**Task prompt**
Extract each record and reproduce it exactly.
**** Rows
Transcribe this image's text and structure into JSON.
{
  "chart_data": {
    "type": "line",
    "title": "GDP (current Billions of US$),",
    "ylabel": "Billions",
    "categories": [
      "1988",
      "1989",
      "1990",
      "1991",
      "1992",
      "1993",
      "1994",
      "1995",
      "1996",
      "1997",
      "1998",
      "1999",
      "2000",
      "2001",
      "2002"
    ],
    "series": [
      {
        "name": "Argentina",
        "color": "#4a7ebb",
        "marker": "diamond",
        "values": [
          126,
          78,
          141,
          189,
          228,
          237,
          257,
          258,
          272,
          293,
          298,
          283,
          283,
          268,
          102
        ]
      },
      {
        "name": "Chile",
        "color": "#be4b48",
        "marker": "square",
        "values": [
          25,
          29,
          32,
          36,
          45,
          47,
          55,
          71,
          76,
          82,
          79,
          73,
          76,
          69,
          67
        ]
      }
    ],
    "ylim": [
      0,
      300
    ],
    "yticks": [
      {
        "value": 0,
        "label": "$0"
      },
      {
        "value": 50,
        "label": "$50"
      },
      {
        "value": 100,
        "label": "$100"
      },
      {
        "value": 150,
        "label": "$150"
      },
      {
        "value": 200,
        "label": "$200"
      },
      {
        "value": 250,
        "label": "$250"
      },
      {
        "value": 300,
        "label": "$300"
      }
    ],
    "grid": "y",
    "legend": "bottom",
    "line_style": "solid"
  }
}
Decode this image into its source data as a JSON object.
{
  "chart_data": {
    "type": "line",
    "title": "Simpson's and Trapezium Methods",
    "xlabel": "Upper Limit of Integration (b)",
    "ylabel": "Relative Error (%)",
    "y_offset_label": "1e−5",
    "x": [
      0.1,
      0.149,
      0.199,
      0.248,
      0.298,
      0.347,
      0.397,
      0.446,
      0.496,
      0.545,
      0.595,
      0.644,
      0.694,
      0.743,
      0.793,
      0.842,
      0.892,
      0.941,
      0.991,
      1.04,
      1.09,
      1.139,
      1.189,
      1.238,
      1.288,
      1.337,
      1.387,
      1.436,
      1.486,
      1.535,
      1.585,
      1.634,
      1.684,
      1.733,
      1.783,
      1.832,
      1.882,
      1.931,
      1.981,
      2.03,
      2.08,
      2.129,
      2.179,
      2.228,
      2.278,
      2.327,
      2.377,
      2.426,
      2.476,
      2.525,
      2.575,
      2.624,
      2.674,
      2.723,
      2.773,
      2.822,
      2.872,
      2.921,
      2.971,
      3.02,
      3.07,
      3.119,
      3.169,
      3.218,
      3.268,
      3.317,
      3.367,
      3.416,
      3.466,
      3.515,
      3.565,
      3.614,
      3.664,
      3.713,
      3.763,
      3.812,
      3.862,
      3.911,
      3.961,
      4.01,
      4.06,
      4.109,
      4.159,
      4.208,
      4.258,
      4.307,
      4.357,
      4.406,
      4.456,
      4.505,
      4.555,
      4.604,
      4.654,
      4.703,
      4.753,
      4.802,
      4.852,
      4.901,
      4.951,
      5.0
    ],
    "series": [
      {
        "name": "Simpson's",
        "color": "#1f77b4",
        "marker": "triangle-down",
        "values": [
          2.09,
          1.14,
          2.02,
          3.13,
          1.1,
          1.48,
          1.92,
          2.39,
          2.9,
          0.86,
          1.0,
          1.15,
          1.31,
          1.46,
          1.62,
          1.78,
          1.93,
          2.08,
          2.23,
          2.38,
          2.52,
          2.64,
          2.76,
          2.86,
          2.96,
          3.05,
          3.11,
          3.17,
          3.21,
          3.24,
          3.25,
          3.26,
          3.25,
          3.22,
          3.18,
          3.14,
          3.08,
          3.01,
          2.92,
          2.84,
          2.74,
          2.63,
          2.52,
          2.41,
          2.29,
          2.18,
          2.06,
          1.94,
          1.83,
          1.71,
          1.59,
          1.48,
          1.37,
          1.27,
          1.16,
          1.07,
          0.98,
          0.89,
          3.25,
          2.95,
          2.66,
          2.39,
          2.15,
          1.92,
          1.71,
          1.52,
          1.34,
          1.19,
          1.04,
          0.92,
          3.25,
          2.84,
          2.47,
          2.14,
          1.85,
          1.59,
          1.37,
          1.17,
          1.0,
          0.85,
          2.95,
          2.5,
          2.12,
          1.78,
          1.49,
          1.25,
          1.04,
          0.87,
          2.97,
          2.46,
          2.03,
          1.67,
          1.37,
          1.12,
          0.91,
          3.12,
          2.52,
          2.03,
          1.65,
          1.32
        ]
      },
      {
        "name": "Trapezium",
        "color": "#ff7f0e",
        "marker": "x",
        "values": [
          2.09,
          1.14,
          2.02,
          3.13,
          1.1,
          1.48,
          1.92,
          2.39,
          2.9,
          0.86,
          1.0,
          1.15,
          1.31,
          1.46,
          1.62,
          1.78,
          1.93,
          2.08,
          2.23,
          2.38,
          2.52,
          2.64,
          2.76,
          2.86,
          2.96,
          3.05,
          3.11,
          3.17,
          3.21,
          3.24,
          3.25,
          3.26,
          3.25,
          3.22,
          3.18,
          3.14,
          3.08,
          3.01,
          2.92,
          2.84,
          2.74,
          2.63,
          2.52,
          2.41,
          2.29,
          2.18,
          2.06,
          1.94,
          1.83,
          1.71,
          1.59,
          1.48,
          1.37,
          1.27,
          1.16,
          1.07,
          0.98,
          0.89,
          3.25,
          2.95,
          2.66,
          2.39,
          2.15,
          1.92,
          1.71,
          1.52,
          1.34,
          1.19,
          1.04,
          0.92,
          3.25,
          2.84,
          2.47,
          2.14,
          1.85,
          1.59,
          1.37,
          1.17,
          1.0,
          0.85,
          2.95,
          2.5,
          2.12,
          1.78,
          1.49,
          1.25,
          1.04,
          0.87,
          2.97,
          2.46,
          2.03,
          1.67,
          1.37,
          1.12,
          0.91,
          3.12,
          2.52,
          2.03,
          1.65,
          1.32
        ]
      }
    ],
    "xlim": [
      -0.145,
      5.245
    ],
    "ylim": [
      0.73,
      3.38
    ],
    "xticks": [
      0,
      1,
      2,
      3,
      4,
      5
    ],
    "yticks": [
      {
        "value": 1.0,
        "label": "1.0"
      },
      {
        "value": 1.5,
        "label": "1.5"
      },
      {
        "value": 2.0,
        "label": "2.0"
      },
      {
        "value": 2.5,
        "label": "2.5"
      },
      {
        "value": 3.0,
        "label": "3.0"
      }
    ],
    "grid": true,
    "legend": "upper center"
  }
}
********
**Response to this task**
Transcribe this image's text and structure into JSON.
{
  "chart_data": {
    "type": "line",
    "title": "GDP (current Billions of US$),",
    "ylabel": "Billions",
    "categories": [
      "1988",
      "1989",
      "1990",
      "1991",
      "1992",
      "1993",
      "1994",
      "1995",
      "1996",
      "1997",
      "1998",
      "1999",
      "2000",
      "2001",
      "2002"
    ],
    "series": [
      {
        "name": "Argentina",
        "color": "#4a7ebb",
        "marker": "diamond",
        "values": [
          126,
          78,
          141,
          189,
          228,
          237,
          257,
          258,
          272,
          293,
          298,
          283,
          283,
          268,
          102
        ]
      },
      {
        "name": "Chile",
        "color": "#be4b48",
        "marker": "square",
        "values": [
          25,
          29,
          32,
          36,
          45,
          47,
          55,
          71,
          76,
          82,
          79,
          73,
          76,
          69,
          67
        ]
      }
    ],
    "ylim": [
      0,
      300
    ],
    "yticks": [
      {
        "value": 0,
        "label": "$0"
      },
      {
        "value": 50,
        "label": "$50"
      },
      {
        "value": 100,
        "label": "$100"
      },
      {
        "value": 150,
        "label": "$150"
      },
      {
        "value": 200,
        "label": "$200"
      },
      {
        "value": 250,
        "label": "$250"
      },
      {
        "value": 300,
        "label": "$300"
      }
    ],
    "grid": "y",
    "legend": "bottom",
    "line_style": "solid"
  }
}
Decode this image into its source data as a JSON object.
{
  "chart_data": {
    "type": "line",
    "title": "Simpson's and Trapezium Methods",
    "xlabel": "Upper Limit of Integration (b)",
    "ylabel": "Relative Error (%)",
    "y_offset_label": "1e−5",
    "x": [
      0.1,
      0.149,
      0.199,
      0.248,
      0.298,
      0.347,
      0.397,
      0.446,
      0.496,
      0.545,
      0.595,
      0.644,
      0.694,
      0.743,
      0.793,
      0.842,
      0.892,
      0.941,
      0.991,
      1.04,
      1.09,
      1.139,
      1.189,
      1.238,
      1.288,
      1.337,
      1.387,
      1.436,
      1.486,
      1.535,
      1.585,
      1.634,
      1.684,
      1.733,
      1.783,
      1.832,
      1.882,
      1.931,
      1.981,
      2.03,
      2.08,
      2.129,
      2.179,
      2.228,
      2.278,
      2.327,
      2.377,
      2.426,
      2.476,
      2.525,
      2.575,
      2.624,
      2.674,
      2.723,
      2.773,
      2.822,
      2.872,
      2.921,
      2.971,
      3.02,
      3.07,
      3.119,
      3.169,
      3.218,
      3.268,
      3.317,
      3.367,
      3.416,
      3.466,
      3.515,
      3.565,
      3.614,
      3.664,
      3.713,
      3.763,
      3.812,
      3.862,
      3.911,
      3.961,
      4.01,
      4.06,
      4.109,
      4.159,
      4.208,
      4.258,
      4.307,
      4.357,
      4.406,
      4.456,
      4.505,
      4.555,
      4.604,
      4.654,
      4.703,
      4.753,
      4.802,
      4.852,
      4.901,
      4.951,
      5.0
    ],
    "series": [
      {
        "name": "Simpson's",
        "color": "#1f77b4",
        "marker": "triangle-down",
        "values": [
          2.09,
          1.14,
          2.02,
          3.13,
          1.1,
          1.48,
          1.92,
          2.39,
          2.9,
          0.86,
          1.0,
          1.15,
          1.31,
          1.46,
          1.62,
          1.78,
          1.93,
          2.08,
          2.23,
          2.38,
          2.52,
          2.64,
          2.76,
          2.86,
          2.96,
          3.05,
          3.11,
          3.17,
          3.21,
          3.24,
          3.25,
          3.26,
          3.25,
          3.22,
          3.18,
          3.14,
          3.08,
          3.01,
          2.92,
          2.84,
          2.74,
          2.63,
          2.52,
          2.41,
          2.29,
          2.18,
          2.06,
          1.94,
          1.83,
          1.71,
          1.59,
          1.48,
          1.37,
          1.27,
          1.16,
          1.07,
          0.98,
          0.89,
          3.25,
          2.95,
          2.66,
          2.39,
          2.15,
          1.92,
          1.71,
          1.52,
          1.34,
          1.19,
          1.04,
          0.92,
          3.25,
          2.84,
          2.47,
          2.14,
          1.85,
          1.59,
          1.37,
          1.17,
          1.0,
          0.85,
          2.95,
          2.5,
          2.12,
          1.78,
          1.49,
          1.25,
          1.04,
          0.87,
          2.97,
          2.46,
          2.03,
          1.67,
          1.37,
          1.12,
          0.91,
          3.12,
          2.52,
          2.03,
          1.65,
          1.32
        ]
      },
      {
        "name": "Trapezium",
        "color": "#ff7f0e",
        "marker": "x",
        "values": [
          2.09,
          1.14,
          2.02,
          3.13,
          1.1,
          1.48,
          1.92,
          2.39,
          2.9,
          0.86,
          1.0,
          1.15,
          1.31,
          1.46,
          1.62,
          1.78,
          1.93,
          2.08,
          2.23,
          2.38,
          2.52,
          2.64,
          2.76,
          2.86,
          2.96,
          3.05,
          3.11,
          3.17,
          3.21,
          3.24,
          3.25,
          3.26,
          3.25,
          3.22,
          3.18,
          3.14,
          3.08,
          3.01,
          2.92,
          2.84,
          2.74,
          2.63,
          2.52,
          2.41,
          2.29,
          2.18,
          2.06,
          1.94,
          1.83,
          1.71,
          1.59,
          1.48,
          1.37,
          1.27,
          1.16,
          1.07,
          0.98,
          0.89,
          3.25,
          2.95,
          2.66,
          2.39,
          2.15,
          1.92,
          1.71,
          1.52,
          1.34,
          1.19,
          1.04,
          0.92,
          3.25,
          2.84,
          2.47,
          2.14,
          1.85,
          1.59,
          1.37,
          1.17,
          1.0,
          0.85,
          2.95,
          2.5,
          2.12,
          1.78,
          1.49,
          1.25,
          1.04,
          0.87,
          2.97,
          2.46,
          2.03,
          1.67,
          1.37,
          1.12,
          0.91,
          3.12,
          2.52,
          2.03,
          1.65,
          1.32
        ]
      }
    ],
    "xlim": [
      -0.145,
      5.245
    ],
    "ylim": [
      0.73,
      3.38
    ],
    "xticks": [
      0,
      1,
      2,
      3,
      4,
      5
    ],
    "yticks": [
      {
        "value": 1.0,
        "label": "1.0"
      },
      {
        "value": 1.5,
        "label": "1.5"
      },
      {
        "value": 2.0,
        "label": "2.0"
      },
      {
        "value": 2.5,
        "label": "2.5"
      },
      {
        "value": 3.0,
        "label": "3.0"
      }
    ],
    "grid": true,
    "legend": "upper center"
  }
}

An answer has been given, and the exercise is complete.